WHAT IS EXPECTED
Review the lines that follow and copy each one that contains the word "Hollywood".

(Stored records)
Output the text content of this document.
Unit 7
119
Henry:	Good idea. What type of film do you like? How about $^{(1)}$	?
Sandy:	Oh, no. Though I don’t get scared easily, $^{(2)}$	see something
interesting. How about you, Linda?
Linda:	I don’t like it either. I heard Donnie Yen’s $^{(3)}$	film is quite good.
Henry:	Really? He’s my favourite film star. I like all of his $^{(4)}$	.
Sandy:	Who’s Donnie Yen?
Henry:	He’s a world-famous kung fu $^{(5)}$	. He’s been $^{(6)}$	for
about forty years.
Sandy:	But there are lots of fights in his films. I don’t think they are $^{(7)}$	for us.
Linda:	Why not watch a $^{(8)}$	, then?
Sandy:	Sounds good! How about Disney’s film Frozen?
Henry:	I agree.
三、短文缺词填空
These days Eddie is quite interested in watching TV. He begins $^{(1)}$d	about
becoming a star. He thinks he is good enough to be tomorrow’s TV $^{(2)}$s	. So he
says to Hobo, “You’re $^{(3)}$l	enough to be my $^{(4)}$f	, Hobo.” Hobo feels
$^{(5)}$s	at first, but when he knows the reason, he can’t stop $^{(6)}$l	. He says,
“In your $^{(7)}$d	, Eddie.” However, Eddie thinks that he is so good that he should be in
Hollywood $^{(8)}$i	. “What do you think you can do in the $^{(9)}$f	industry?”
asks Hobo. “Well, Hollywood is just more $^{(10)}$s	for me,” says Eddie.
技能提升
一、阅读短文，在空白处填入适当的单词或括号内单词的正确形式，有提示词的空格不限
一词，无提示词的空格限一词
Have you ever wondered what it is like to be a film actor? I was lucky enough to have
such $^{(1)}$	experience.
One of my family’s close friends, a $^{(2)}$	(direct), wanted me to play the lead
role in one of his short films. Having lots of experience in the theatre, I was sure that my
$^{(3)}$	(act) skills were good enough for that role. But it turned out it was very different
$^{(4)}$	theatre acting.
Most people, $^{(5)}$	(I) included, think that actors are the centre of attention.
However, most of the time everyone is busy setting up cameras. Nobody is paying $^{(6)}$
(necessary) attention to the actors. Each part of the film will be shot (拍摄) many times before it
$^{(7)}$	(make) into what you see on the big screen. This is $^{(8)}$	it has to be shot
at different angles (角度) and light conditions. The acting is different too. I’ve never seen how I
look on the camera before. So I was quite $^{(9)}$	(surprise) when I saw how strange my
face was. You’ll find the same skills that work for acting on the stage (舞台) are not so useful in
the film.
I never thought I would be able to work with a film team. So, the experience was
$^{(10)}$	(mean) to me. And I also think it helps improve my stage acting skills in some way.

THE COMPLETED TASK
Hollywood $^{(8)}$i	. “What do you think you can do in the $^{(9)}$f	industry?”
asks Hobo. “Well, Hollywood is just more $^{(10)}$s	for me,” says Eddie.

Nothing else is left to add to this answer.